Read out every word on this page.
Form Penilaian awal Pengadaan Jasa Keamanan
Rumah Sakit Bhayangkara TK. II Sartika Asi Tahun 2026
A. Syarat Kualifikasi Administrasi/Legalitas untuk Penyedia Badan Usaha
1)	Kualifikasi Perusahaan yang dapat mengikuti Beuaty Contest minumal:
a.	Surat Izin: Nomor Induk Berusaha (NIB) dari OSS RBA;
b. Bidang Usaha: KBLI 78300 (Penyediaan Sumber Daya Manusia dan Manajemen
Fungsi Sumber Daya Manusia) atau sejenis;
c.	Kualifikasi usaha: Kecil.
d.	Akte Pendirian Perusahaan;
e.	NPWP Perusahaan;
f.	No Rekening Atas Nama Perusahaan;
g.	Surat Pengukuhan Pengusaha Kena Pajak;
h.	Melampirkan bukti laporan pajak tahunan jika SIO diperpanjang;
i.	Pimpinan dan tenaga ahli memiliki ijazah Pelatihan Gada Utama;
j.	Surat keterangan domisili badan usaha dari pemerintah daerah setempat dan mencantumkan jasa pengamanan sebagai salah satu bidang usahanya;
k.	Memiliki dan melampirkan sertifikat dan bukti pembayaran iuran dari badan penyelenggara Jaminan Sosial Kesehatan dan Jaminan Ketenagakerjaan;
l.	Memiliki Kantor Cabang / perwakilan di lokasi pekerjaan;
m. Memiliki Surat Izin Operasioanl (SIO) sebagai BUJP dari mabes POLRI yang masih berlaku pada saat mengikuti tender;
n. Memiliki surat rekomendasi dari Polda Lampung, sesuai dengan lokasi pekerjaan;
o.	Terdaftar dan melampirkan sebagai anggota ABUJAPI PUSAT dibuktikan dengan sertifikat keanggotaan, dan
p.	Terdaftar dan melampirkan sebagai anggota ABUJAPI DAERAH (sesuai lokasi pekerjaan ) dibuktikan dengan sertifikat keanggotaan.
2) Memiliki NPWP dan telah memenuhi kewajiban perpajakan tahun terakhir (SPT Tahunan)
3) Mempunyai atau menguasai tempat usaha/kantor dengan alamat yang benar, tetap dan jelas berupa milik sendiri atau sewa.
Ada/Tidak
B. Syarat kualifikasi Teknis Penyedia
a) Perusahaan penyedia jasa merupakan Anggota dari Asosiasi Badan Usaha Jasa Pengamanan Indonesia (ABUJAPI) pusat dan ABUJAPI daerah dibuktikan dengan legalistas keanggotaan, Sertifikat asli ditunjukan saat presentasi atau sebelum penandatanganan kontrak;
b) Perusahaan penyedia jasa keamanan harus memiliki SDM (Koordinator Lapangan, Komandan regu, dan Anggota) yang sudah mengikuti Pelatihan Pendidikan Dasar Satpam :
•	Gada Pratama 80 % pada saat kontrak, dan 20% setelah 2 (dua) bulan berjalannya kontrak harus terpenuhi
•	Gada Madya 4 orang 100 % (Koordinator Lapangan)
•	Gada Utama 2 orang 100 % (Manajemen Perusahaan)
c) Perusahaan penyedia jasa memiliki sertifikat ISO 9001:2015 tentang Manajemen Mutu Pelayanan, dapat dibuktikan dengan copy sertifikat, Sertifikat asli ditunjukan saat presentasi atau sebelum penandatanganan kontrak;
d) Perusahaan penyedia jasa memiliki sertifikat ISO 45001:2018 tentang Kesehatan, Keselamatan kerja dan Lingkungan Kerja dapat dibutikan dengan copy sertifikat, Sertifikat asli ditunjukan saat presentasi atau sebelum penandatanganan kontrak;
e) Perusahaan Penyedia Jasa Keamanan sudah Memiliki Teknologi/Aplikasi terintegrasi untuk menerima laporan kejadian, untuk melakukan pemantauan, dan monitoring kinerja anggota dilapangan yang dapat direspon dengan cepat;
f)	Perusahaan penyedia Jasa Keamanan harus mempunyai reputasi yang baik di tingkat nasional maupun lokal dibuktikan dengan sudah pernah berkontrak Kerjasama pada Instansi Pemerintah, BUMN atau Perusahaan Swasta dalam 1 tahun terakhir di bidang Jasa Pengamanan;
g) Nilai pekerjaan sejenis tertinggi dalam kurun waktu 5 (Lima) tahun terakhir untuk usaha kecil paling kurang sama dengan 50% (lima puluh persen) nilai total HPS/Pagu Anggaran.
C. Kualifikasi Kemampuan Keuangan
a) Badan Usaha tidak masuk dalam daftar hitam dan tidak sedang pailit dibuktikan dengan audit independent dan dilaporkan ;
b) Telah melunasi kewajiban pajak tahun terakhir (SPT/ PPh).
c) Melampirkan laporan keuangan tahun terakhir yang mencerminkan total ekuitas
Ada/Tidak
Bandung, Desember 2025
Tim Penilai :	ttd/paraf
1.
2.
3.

----

- **SHORT TASK**:
Extract every record and return it verbatim.

- **FULL RESPONSE**:
Read out every word on this page.
Form Penilaian awal Pengadaan Jasa Keamanan
Rumah Sakit Bhayangkara TK. II Sartika Asi Tahun 2026
A. Syarat Kualifikasi Administrasi/Legalitas untuk Penyedia Badan Usaha
1)	Kualifikasi Perusahaan yang dapat mengikuti Beuaty Contest minumal:
a.	Surat Izin: Nomor Induk Berusaha (NIB) dari OSS RBA;
b. Bidang Usaha: KBLI 78300 (Penyediaan Sumber Daya Manusia dan Manajemen
Fungsi Sumber Daya Manusia) atau sejenis;
c.	Kualifikasi usaha: Kecil.
d.	Akte Pendirian Perusahaan;
e.	NPWP Perusahaan;
f.	No Rekening Atas Nama Perusahaan;
g.	Surat Pengukuhan Pengusaha Kena Pajak;
h.	Melampirkan bukti laporan pajak tahunan jika SIO diperpanjang;
i.	Pimpinan dan tenaga ahli memiliki ijazah Pelatihan Gada Utama;
j.	Surat keterangan domisili badan usaha dari pemerintah daerah setempat dan mencantumkan jasa pengamanan sebagai salah satu bidang usahanya;
k.	Memiliki dan melampirkan sertifikat dan bukti pembayaran iuran dari badan penyelenggara Jaminan Sosial Kesehatan dan Jaminan Ketenagakerjaan;
l.	Memiliki Kantor Cabang / perwakilan di lokasi pekerjaan;
m. Memiliki Surat Izin Operasioanl (SIO) sebagai BUJP dari mabes POLRI yang masih berlaku pada saat mengikuti tender;
n. Memiliki surat rekomendasi dari Polda Lampung, sesuai dengan lokasi pekerjaan;
o.	Terdaftar dan melampirkan sebagai anggota ABUJAPI PUSAT dibuktikan dengan sertifikat keanggotaan, dan
p.	Terdaftar dan melampirkan sebagai anggota ABUJAPI DAERAH (sesuai lokasi pekerjaan ) dibuktikan dengan sertifikat keanggotaan.
2) Memiliki NPWP dan telah memenuhi kewajiban perpajakan tahun terakhir (SPT Tahunan)
3) Mempunyai atau menguasai tempat usaha/kantor dengan alamat yang benar, tetap dan jelas berupa milik sendiri atau sewa.
Ada/Tidak
B. Syarat kualifikasi Teknis Penyedia
a) Perusahaan penyedia jasa merupakan Anggota dari Asosiasi Badan Usaha Jasa Pengamanan Indonesia (ABUJAPI) pusat dan ABUJAPI daerah dibuktikan dengan legalistas keanggotaan, Sertifikat asli ditunjukan saat presentasi atau sebelum penandatanganan kontrak;
b) Perusahaan penyedia jasa keamanan harus memiliki SDM (Koordinator Lapangan, Komandan regu, dan Anggota) yang sudah mengikuti Pelatihan Pendidikan Dasar Satpam :
•	Gada Pratama 80 % pada saat kontrak, dan 20% setelah 2 (dua) bulan berjalannya kontrak harus terpenuhi
•	Gada Madya 4 orang 100 % (Koordinator Lapangan)
•	Gada Utama 2 orang 100 % (Manajemen Perusahaan)
c) Perusahaan penyedia jasa memiliki sertifikat ISO 9001:2015 tentang Manajemen Mutu Pelayanan, dapat dibuktikan dengan copy sertifikat, Sertifikat asli ditunjukan saat presentasi atau sebelum penandatanganan kontrak;
d) Perusahaan penyedia jasa memiliki sertifikat ISO 45001:2018 tentang Kesehatan, Keselamatan kerja dan Lingkungan Kerja dapat dibutikan dengan copy sertifikat, Sertifikat asli ditunjukan saat presentasi atau sebelum penandatanganan kontrak;
e) Perusahaan Penyedia Jasa Keamanan sudah Memiliki Teknologi/Aplikasi terintegrasi untuk menerima laporan kejadian, untuk melakukan pemantauan, dan monitoring kinerja anggota dilapangan yang dapat direspon dengan cepat;
f)	Perusahaan penyedia Jasa Keamanan harus mempunyai reputasi yang baik di tingkat nasional maupun lokal dibuktikan dengan sudah pernah berkontrak Kerjasama pada Instansi Pemerintah, BUMN atau Perusahaan Swasta dalam 1 tahun terakhir di bidang Jasa Pengamanan;
g) Nilai pekerjaan sejenis tertinggi dalam kurun waktu 5 (Lima) tahun terakhir untuk usaha kecil paling kurang sama dengan 50% (lima puluh persen) nilai total HPS/Pagu Anggaran.
C. Kualifikasi Kemampuan Keuangan
a) Badan Usaha tidak masuk dalam daftar hitam dan tidak sedang pailit dibuktikan dengan audit independent dan dilaporkan ;
b) Telah melunasi kewajiban pajak tahun terakhir (SPT/ PPh).
c) Melampirkan laporan keuangan tahun terakhir yang mencerminkan total ekuitas
Ada/Tidak
Bandung, Desember 2025
Tim Penilai :	ttd/paraf
1.
2.
3.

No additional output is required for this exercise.